- **WORK TASK**:
Retype all of the lines below with no changes.

- **EXERCISE DATA**:
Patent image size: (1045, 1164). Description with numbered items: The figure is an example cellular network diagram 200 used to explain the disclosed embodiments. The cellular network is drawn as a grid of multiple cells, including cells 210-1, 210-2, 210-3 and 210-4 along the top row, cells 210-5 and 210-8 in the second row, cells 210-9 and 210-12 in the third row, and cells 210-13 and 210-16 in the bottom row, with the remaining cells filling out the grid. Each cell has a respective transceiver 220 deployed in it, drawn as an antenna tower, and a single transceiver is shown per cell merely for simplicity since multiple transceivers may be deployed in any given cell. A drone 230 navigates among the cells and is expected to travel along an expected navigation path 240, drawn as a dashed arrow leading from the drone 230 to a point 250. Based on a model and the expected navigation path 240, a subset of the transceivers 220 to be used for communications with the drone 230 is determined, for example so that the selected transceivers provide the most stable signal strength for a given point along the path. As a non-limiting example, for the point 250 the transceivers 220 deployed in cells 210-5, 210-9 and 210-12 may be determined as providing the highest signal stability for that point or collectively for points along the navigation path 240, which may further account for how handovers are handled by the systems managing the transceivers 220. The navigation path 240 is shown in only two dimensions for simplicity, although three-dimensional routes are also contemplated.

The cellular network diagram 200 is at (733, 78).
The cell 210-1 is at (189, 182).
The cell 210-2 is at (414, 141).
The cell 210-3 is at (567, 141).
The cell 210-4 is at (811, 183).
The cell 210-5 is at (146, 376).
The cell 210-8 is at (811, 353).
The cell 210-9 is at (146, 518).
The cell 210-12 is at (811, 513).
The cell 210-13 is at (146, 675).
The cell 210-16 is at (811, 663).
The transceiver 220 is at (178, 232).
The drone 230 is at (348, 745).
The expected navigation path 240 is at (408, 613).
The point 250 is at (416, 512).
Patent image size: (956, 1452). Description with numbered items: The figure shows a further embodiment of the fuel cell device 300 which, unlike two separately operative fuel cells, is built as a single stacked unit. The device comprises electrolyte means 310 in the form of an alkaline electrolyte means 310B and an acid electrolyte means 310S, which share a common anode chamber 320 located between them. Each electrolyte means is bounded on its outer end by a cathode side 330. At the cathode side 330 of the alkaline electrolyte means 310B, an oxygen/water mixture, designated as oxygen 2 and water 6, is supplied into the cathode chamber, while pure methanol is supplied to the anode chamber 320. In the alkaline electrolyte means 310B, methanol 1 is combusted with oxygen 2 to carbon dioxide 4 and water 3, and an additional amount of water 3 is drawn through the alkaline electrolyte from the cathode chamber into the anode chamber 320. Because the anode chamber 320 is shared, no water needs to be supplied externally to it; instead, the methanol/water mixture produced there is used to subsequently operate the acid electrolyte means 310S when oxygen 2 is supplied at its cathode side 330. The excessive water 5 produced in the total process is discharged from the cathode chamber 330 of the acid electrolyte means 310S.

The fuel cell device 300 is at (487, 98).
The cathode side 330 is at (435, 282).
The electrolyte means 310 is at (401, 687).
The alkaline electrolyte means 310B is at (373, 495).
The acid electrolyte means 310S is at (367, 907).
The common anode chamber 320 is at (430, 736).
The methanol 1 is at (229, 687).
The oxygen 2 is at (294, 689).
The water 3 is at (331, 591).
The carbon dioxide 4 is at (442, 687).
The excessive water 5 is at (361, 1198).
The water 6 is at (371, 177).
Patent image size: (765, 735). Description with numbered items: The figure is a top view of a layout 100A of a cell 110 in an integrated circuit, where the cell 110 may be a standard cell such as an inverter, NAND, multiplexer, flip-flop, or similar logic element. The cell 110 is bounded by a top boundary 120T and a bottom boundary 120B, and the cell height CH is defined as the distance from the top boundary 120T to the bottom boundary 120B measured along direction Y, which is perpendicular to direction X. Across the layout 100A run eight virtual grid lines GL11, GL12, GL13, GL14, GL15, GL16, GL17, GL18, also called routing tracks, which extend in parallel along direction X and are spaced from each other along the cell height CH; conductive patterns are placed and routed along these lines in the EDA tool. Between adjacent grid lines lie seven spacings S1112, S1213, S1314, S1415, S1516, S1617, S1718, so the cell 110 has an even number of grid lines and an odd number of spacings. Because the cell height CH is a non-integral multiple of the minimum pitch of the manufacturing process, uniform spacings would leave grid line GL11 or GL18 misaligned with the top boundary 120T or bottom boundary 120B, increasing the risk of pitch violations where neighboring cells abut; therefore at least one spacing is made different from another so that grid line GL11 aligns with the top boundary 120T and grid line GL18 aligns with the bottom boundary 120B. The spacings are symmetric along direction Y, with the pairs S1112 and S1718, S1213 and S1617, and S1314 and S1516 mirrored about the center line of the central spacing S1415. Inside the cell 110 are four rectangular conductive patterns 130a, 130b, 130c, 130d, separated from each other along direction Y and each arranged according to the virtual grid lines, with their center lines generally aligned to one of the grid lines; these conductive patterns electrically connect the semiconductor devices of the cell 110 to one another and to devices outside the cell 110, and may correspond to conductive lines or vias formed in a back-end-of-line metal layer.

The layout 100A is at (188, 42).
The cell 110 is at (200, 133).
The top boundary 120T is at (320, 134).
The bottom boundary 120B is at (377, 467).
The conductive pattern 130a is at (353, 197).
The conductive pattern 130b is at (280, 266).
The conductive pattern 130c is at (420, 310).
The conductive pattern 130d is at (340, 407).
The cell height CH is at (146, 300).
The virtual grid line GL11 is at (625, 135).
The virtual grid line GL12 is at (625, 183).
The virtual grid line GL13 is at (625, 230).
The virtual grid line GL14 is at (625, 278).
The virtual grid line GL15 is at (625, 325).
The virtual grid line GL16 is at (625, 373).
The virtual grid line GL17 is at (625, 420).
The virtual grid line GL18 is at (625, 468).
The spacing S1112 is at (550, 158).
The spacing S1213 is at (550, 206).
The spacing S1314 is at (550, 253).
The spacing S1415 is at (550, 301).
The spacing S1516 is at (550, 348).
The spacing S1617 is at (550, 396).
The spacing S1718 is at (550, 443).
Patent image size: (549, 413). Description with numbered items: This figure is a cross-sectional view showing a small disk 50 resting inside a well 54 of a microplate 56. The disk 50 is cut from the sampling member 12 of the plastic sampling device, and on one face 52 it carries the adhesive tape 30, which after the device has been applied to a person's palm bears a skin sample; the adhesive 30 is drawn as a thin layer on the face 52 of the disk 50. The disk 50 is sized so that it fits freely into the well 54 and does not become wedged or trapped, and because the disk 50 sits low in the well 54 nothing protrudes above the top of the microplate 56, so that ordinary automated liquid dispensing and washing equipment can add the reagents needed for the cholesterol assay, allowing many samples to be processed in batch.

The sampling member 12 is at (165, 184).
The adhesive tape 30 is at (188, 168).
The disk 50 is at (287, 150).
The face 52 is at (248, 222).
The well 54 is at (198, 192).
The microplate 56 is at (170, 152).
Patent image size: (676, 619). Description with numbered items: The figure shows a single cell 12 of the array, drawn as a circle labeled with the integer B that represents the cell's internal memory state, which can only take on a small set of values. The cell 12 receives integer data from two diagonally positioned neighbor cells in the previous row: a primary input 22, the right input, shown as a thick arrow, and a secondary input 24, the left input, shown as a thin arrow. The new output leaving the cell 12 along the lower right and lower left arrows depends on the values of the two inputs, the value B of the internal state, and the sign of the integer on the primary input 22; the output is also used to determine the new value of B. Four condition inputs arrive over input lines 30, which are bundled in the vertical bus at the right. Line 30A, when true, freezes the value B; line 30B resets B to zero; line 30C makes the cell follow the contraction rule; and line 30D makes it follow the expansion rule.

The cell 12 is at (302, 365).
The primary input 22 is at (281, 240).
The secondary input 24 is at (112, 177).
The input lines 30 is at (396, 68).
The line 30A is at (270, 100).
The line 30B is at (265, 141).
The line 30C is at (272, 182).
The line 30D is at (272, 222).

- **EXERCISE OUTPUT**:
Patent image size: (1045, 1164). Description with numbered items: The figure is an example cellular network diagram 200 used to explain the disclosed embodiments. The cellular network is drawn as a grid of multiple cells, including cells 210-1, 210-2, 210-3 and 210-4 along the top row, cells 210-5 and 210-8 in the second row, cells 210-9 and 210-12 in the third row, and cells 210-13 and 210-16 in the bottom row, with the remaining cells filling out the grid. Each cell has a respective transceiver 220 deployed in it, drawn as an antenna tower, and a single transceiver is shown per cell merely for simplicity since multiple transceivers may be deployed in any given cell. A drone 230 navigates among the cells and is expected to travel along an expected navigation path 240, drawn as a dashed arrow leading from the drone 230 to a point 250. Based on a model and the expected navigation path 240, a subset of the transceivers 220 to be used for communications with the drone 230 is determined, for example so that the selected transceivers provide the most stable signal strength for a given point along the path. As a non-limiting example, for the point 250 the transceivers 220 deployed in cells 210-5, 210-9 and 210-12 may be determined as providing the highest signal stability for that point or collectively for points along the navigation path 240, which may further account for how handovers are handled by the systems managing the transceivers 220. The navigation path 240 is shown in only two dimensions for simplicity, although three-dimensional routes are also contemplated.

The cellular network diagram 200 is at (733, 78).
The cell 210-1 is at (189, 182).
The cell 210-2 is at (414, 141).
The cell 210-3 is at (567, 141).
The cell 210-4 is at (811, 183).
The cell 210-5 is at (146, 376).
The cell 210-8 is at (811, 353).
The cell 210-9 is at (146, 518).
The cell 210-12 is at (811, 513).
The cell 210-13 is at (146, 675).
The cell 210-16 is at (811, 663).
The transceiver 220 is at (178, 232).
The drone 230 is at (348, 745).
The expected navigation path 240 is at (408, 613).
The point 250 is at (416, 512).
Patent image size: (956, 1452). Description with numbered items: The figure shows a further embodiment of the fuel cell device 300 which, unlike two separately operative fuel cells, is built as a single stacked unit. The device comprises electrolyte means 310 in the form of an alkaline electrolyte means 310B and an acid electrolyte means 310S, which share a common anode chamber 320 located between them. Each electrolyte means is bounded on its outer end by a cathode side 330. At the cathode side 330 of the alkaline electrolyte means 310B, an oxygen/water mixture, designated as oxygen 2 and water 6, is supplied into the cathode chamber, while pure methanol is supplied to the anode chamber 320. In the alkaline electrolyte means 310B, methanol 1 is combusted with oxygen 2 to carbon dioxide 4 and water 3, and an additional amount of water 3 is drawn through the alkaline electrolyte from the cathode chamber into the anode chamber 320. Because the anode chamber 320 is shared, no water needs to be supplied externally to it; instead, the methanol/water mixture produced there is used to subsequently operate the acid electrolyte means 310S when oxygen 2 is supplied at its cathode side 330. The excessive water 5 produced in the total process is discharged from the cathode chamber 330 of the acid electrolyte means 310S.

The fuel cell device 300 is at (487, 98).
The cathode side 330 is at (435, 282).
The electrolyte means 310 is at (401, 687).
The alkaline electrolyte means 310B is at (373, 495).
The acid electrolyte means 310S is at (367, 907).
The common anode chamber 320 is at (430, 736).
The methanol 1 is at (229, 687).
The oxygen 2 is at (294, 689).
The water 3 is at (331, 591).
The carbon dioxide 4 is at (442, 687).
The excessive water 5 is at (361, 1198).
The water 6 is at (371, 177).
Patent image size: (765, 735). Description with numbered items: The figure is a top view of a layout 100A of a cell 110 in an integrated circuit, where the cell 110 may be a standard cell such as an inverter, NAND, multiplexer, flip-flop, or similar logic element. The cell 110 is bounded by a top boundary 120T and a bottom boundary 120B, and the cell height CH is defined as the distance from the top boundary 120T to the bottom boundary 120B measured along direction Y, which is perpendicular to direction X. Across the layout 100A run eight virtual grid lines GL11, GL12, GL13, GL14, GL15, GL16, GL17, GL18, also called routing tracks, which extend in parallel along direction X and are spaced from each other along the cell height CH; conductive patterns are placed and routed along these lines in the EDA tool. Between adjacent grid lines lie seven spacings S1112, S1213, S1314, S1415, S1516, S1617, S1718, so the cell 110 has an even number of grid lines and an odd number of spacings. Because the cell height CH is a non-integral multiple of the minimum pitch of the manufacturing process, uniform spacings would leave grid line GL11 or GL18 misaligned with the top boundary 120T or bottom boundary 120B, increasing the risk of pitch violations where neighboring cells abut; therefore at least one spacing is made different from another so that grid line GL11 aligns with the top boundary 120T and grid line GL18 aligns with the bottom boundary 120B. The spacings are symmetric along direction Y, with the pairs S1112 and S1718, S1213 and S1617, and S1314 and S1516 mirrored about the center line of the central spacing S1415. Inside the cell 110 are four rectangular conductive patterns 130a, 130b, 130c, 130d, separated from each other along direction Y and each arranged according to the virtual grid lines, with their center lines generally aligned to one of the grid lines; these conductive patterns electrically connect the semiconductor devices of the cell 110 to one another and to devices outside the cell 110, and may correspond to conductive lines or vias formed in a back-end-of-line metal layer.

The layout 100A is at (188, 42).
The cell 110 is at (200, 133).
The top boundary 120T is at (320, 134).
The bottom boundary 120B is at (377, 467).
The conductive pattern 130a is at (353, 197).
The conductive pattern 130b is at (280, 266).
The conductive pattern 130c is at (420, 310).
The conductive pattern 130d is at (340, 407).
The cell height CH is at (146, 300).
The virtual grid line GL11 is at (625, 135).
The virtual grid line GL12 is at (625, 183).
The virtual grid line GL13 is at (625, 230).
The virtual grid line GL14 is at (625, 278).
The virtual grid line GL15 is at (625, 325).
The virtual grid line GL16 is at (625, 373).
The virtual grid line GL17 is at (625, 420).
The virtual grid line GL18 is at (625, 468).
The spacing S1112 is at (550, 158).
The spacing S1213 is at (550, 206).
The spacing S1314 is at (550, 253).
The spacing S1415 is at (550, 301).
The spacing S1516 is at (550, 348).
The spacing S1617 is at (550, 396).
The spacing S1718 is at (550, 443).
Patent image size: (549, 413). Description with numbered items: This figure is a cross-sectional view showing a small disk 50 resting inside a well 54 of a microplate 56. The disk 50 is cut from the sampling member 12 of the plastic sampling device, and on one face 52 it carries the adhesive tape 30, which after the device has been applied to a person's palm bears a skin sample; the adhesive 30 is drawn as a thin layer on the face 52 of the disk 50. The disk 50 is sized so that it fits freely into the well 54 and does not become wedged or trapped, and because the disk 50 sits low in the well 54 nothing protrudes above the top of the microplate 56, so that ordinary automated liquid dispensing and washing equipment can add the reagents needed for the cholesterol assay, allowing many samples to be processed in batch.

The sampling member 12 is at (165, 184).
The adhesive tape 30 is at (188, 168).
The disk 50 is at (287, 150).
The face 52 is at (248, 222).
The well 54 is at (198, 192).
The microplate 56 is at (170, 152).
Patent image size: (676, 619). Description with numbered items: The figure shows a single cell 12 of the array, drawn as a circle labeled with the integer B that represents the cell's internal memory state, which can only take on a small set of values. The cell 12 receives integer data from two diagonally positioned neighbor cells in the previous row: a primary input 22, the right input, shown as a thick arrow, and a secondary input 24, the left input, shown as a thin arrow. The new output leaving the cell 12 along the lower right and lower left arrows depends on the values of the two inputs, the value B of the internal state, and the sign of the integer on the primary input 22; the output is also used to determine the new value of B. Four condition inputs arrive over input lines 30, which are bundled in the vertical bus at the right. Line 30A, when true, freezes the value B; line 30B resets B to zero; line 30C makes the cell follow the contraction rule; and line 30D makes it follow the expansion rule.

The cell 12 is at (302, 365).
The primary input 22 is at (281, 240).
The secondary input 24 is at (112, 177).
The input lines 30 is at (396, 68).
The line 30A is at (270, 100).
The line 30B is at (265, 141).
The line 30C is at (272, 182).
The line 30D is at (272, 222).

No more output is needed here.